___ Material

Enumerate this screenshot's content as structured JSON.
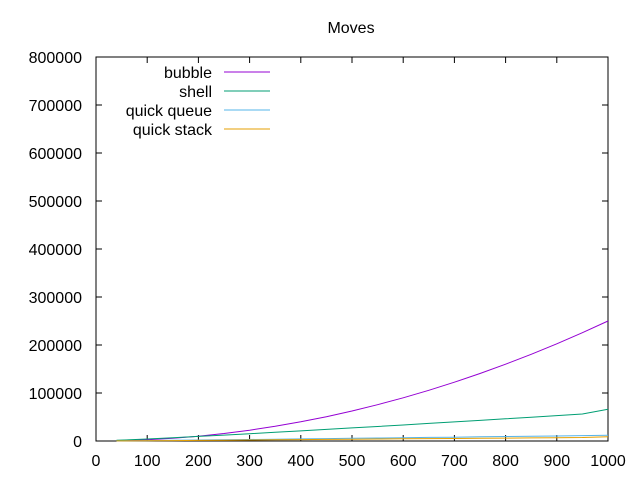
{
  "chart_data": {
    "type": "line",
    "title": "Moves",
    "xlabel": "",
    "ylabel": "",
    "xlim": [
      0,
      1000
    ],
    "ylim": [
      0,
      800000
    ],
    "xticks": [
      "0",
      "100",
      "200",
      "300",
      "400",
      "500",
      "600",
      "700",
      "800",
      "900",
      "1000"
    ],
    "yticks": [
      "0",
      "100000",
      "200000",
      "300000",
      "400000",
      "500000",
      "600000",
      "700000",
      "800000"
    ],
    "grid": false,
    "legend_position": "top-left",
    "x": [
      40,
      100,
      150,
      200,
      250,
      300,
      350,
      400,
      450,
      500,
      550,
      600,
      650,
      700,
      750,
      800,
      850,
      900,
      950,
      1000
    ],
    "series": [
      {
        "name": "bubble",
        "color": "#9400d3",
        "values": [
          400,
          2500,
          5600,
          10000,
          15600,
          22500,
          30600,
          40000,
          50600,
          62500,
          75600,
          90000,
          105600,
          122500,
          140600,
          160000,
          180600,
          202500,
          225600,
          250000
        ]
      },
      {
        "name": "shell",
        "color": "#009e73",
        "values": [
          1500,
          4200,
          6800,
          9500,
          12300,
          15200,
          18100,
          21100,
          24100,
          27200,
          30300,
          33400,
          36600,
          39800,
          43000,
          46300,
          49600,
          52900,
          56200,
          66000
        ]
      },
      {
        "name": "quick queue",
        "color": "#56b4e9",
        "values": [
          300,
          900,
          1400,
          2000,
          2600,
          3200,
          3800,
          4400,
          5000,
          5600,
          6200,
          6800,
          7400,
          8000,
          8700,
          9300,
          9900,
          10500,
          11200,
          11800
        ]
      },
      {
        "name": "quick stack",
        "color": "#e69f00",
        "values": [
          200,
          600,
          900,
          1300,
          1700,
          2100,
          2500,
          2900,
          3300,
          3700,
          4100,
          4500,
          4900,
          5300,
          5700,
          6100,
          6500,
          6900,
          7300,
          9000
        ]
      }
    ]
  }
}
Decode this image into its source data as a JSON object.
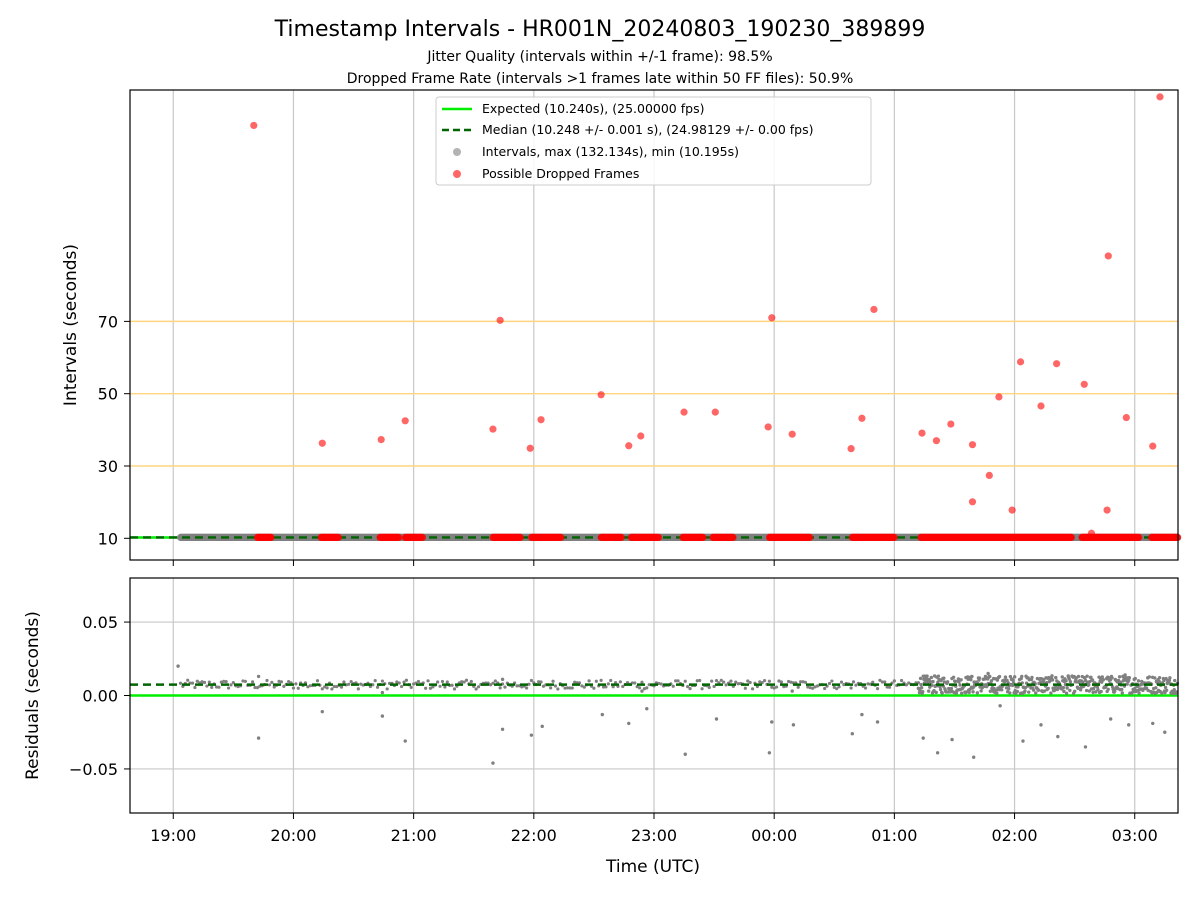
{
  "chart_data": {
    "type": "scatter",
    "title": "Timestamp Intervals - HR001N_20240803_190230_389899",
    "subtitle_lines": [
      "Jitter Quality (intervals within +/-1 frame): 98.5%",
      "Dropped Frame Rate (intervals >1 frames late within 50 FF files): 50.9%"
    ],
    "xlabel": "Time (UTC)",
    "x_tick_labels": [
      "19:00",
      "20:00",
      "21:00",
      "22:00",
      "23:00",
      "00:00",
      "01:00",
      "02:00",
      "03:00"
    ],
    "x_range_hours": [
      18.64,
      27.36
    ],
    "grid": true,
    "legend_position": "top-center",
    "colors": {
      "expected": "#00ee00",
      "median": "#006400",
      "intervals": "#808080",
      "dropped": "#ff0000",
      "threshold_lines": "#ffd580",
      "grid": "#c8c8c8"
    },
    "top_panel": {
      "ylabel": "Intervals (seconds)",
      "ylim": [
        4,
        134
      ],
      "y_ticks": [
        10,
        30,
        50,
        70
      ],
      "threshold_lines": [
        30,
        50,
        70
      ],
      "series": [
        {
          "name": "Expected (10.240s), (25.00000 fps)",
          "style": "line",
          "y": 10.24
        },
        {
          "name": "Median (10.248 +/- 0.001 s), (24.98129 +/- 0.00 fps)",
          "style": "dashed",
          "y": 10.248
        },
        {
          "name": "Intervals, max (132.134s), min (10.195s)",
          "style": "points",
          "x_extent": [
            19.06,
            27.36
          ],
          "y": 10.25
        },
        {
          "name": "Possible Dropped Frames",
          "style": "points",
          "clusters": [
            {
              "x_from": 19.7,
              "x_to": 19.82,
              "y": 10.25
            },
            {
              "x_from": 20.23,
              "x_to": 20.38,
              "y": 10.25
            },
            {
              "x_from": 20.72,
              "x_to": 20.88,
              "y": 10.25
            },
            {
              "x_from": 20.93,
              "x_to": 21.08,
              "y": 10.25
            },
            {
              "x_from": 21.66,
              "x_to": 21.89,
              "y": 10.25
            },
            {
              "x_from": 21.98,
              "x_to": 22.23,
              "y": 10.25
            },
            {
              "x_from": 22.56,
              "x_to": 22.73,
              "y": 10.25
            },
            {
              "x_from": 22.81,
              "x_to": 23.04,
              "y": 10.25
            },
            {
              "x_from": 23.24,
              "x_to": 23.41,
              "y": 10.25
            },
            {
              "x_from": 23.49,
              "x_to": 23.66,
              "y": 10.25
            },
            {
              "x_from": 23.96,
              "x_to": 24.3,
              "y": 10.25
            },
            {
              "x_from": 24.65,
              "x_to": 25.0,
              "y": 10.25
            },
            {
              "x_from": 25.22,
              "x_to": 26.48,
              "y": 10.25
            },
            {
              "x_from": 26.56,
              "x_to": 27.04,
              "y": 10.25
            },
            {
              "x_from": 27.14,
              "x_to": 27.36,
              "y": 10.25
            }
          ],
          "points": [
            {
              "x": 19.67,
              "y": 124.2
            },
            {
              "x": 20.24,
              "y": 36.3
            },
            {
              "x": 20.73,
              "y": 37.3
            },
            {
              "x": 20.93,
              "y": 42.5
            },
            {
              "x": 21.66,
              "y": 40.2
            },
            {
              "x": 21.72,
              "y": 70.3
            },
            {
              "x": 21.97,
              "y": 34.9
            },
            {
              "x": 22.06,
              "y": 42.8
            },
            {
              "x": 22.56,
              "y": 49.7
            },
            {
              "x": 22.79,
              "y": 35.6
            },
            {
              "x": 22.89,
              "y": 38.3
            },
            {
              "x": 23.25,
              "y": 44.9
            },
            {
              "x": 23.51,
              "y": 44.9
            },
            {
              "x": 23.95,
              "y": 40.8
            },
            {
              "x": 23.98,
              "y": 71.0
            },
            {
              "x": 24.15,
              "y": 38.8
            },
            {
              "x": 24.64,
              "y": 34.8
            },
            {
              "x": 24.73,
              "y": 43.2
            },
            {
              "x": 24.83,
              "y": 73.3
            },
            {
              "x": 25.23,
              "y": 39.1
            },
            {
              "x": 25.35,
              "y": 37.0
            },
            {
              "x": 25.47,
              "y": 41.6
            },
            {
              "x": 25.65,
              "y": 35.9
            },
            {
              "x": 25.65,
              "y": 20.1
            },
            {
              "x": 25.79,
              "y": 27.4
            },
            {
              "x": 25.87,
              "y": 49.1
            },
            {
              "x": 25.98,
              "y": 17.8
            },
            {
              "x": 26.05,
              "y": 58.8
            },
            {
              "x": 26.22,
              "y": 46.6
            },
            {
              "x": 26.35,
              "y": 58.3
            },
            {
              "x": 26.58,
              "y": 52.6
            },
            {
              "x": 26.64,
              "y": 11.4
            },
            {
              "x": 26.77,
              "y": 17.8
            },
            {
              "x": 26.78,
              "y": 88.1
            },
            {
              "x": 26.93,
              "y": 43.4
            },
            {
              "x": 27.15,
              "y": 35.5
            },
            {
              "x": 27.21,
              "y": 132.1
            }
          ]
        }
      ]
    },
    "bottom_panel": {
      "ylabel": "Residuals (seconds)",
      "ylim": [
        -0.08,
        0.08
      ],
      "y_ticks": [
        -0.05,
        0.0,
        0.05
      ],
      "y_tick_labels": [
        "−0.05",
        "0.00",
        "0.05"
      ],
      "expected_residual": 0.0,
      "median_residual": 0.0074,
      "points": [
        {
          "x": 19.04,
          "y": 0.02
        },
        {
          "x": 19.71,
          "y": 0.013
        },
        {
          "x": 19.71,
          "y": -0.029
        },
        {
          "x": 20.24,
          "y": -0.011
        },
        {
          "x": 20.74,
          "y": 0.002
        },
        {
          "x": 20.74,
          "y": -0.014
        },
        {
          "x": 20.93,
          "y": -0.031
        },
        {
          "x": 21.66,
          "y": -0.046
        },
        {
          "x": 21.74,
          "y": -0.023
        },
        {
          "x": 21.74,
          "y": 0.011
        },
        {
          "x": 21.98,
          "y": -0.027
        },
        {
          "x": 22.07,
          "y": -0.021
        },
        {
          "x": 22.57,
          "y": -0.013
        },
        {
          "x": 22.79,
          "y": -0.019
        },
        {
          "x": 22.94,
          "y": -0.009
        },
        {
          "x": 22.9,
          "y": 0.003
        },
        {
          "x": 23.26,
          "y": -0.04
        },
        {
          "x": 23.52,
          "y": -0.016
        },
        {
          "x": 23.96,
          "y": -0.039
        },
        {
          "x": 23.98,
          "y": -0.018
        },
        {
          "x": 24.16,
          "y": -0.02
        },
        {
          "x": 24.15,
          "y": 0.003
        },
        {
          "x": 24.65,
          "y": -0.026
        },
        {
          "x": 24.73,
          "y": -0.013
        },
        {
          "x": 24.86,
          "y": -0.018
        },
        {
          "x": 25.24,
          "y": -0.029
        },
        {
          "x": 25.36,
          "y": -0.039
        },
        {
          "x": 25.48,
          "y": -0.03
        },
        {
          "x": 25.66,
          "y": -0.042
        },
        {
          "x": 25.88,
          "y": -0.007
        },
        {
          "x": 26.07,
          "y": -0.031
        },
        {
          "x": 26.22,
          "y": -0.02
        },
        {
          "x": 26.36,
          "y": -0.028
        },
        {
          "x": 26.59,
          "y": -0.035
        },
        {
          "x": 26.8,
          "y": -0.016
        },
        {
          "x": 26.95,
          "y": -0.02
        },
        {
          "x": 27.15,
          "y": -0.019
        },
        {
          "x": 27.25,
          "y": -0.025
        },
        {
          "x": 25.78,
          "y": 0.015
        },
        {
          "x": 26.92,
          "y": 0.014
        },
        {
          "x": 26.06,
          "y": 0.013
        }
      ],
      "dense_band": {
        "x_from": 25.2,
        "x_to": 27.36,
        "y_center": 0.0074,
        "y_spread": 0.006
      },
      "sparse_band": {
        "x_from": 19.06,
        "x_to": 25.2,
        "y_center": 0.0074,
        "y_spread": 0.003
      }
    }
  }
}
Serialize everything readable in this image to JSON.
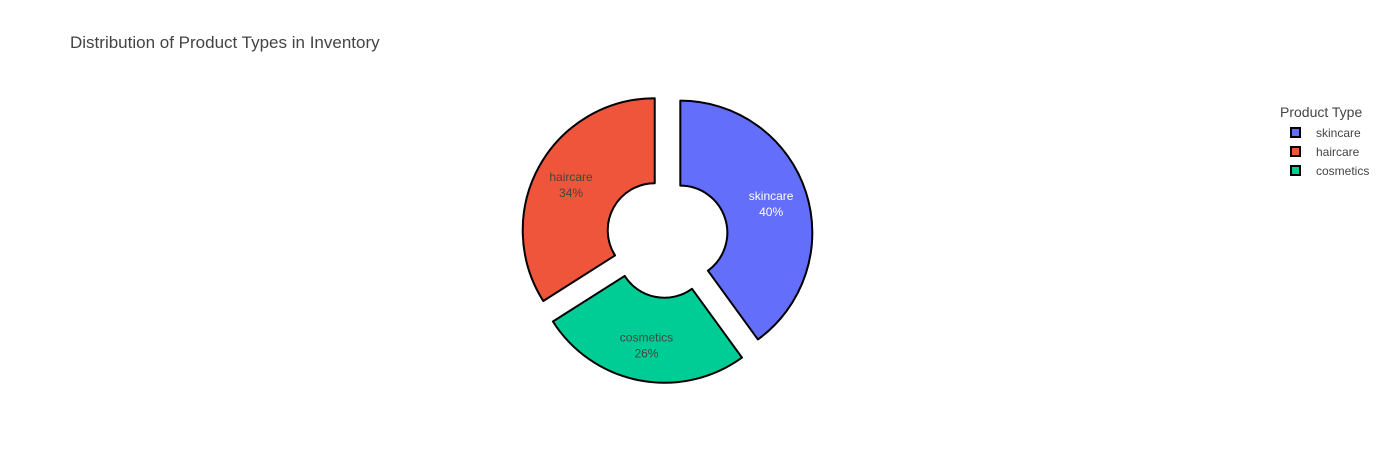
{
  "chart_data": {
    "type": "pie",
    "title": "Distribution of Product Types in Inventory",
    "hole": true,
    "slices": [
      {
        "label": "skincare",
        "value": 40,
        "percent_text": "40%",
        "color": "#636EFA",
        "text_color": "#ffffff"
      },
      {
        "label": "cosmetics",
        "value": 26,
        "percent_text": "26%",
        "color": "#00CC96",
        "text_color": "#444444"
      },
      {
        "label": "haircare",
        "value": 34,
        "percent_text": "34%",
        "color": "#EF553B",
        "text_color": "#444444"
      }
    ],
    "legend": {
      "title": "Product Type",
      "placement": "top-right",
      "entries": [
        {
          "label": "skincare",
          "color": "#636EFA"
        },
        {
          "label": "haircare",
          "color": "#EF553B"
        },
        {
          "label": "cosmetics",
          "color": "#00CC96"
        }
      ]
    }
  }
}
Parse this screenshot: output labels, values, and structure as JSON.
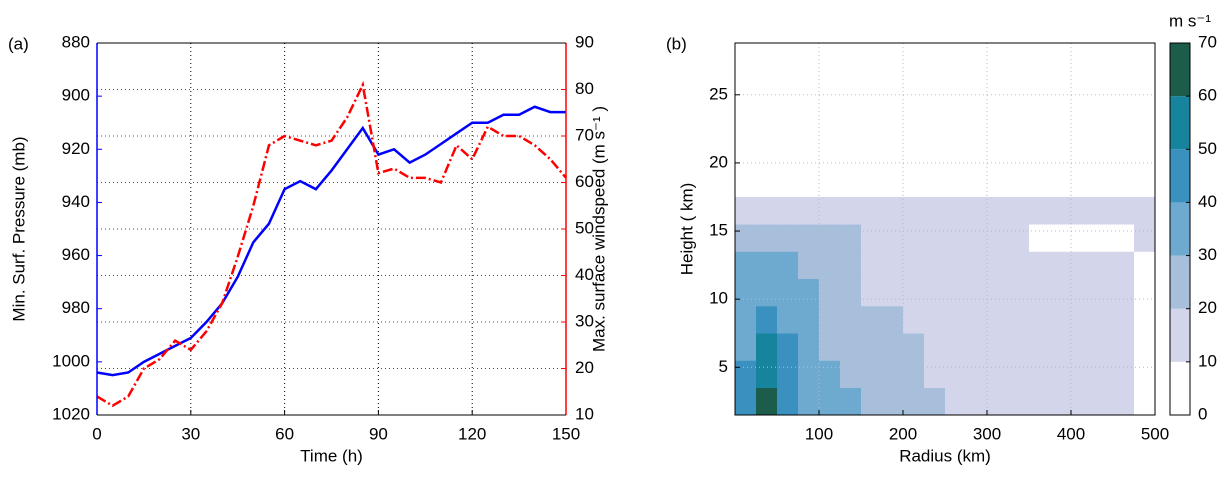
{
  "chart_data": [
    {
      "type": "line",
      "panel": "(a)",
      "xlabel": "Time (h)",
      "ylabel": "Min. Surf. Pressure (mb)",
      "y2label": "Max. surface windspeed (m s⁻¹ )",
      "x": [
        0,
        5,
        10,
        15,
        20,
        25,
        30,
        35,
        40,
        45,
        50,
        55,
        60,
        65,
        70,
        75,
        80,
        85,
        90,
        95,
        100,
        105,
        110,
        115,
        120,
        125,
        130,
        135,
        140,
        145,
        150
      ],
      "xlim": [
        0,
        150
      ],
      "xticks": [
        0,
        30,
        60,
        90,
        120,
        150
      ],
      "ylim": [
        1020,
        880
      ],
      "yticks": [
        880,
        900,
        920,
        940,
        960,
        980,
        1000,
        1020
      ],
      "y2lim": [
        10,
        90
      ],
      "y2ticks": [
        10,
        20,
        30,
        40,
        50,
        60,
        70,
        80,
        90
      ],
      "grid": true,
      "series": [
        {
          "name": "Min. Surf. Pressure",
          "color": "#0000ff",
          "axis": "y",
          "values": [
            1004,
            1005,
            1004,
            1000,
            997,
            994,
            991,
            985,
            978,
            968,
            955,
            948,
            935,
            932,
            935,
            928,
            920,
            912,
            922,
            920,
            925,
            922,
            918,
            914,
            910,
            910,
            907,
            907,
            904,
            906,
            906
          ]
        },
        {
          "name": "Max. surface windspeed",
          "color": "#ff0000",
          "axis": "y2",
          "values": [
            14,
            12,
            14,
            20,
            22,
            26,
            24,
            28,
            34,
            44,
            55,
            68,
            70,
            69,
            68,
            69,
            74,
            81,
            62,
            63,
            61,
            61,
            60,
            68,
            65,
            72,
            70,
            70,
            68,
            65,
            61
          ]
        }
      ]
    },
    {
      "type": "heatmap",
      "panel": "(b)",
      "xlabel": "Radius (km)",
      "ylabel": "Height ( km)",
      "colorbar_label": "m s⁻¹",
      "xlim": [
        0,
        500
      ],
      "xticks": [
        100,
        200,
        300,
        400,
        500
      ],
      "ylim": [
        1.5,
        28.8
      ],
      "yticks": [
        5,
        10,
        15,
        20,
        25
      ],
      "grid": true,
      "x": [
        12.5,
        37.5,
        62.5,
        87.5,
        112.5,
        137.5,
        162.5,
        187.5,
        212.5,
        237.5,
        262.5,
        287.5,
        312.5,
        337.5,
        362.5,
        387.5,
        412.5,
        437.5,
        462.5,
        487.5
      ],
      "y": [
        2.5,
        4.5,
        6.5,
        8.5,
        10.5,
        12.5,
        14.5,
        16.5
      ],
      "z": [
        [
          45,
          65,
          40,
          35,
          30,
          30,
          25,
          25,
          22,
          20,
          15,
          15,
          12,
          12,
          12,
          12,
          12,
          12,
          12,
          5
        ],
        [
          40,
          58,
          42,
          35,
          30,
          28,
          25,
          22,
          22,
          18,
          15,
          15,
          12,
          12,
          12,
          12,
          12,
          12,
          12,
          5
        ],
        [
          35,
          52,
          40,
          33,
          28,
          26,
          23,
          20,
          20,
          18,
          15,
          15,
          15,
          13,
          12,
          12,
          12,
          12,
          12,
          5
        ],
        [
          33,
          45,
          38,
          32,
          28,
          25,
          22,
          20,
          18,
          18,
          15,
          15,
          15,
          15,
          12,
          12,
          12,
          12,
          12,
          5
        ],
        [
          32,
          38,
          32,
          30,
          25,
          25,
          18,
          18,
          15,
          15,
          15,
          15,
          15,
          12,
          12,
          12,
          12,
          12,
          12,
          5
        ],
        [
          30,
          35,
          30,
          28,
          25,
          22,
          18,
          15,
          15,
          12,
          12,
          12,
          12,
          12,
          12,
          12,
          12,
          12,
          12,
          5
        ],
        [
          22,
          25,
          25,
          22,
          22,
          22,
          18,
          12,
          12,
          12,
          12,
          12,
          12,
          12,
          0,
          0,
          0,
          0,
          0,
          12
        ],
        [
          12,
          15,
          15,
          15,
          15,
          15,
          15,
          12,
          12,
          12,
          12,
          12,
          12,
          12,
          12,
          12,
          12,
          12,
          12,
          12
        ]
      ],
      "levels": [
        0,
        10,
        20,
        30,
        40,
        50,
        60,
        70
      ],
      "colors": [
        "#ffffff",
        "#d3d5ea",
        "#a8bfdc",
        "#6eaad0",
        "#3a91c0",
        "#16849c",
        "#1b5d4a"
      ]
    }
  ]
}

______

> Set problem
Which lines above contain "windspeed"? Show each of them.

> The result
      "y2label": "Max. surface windspeed (m s⁻¹ )",
          "name": "Max. surface windspeed",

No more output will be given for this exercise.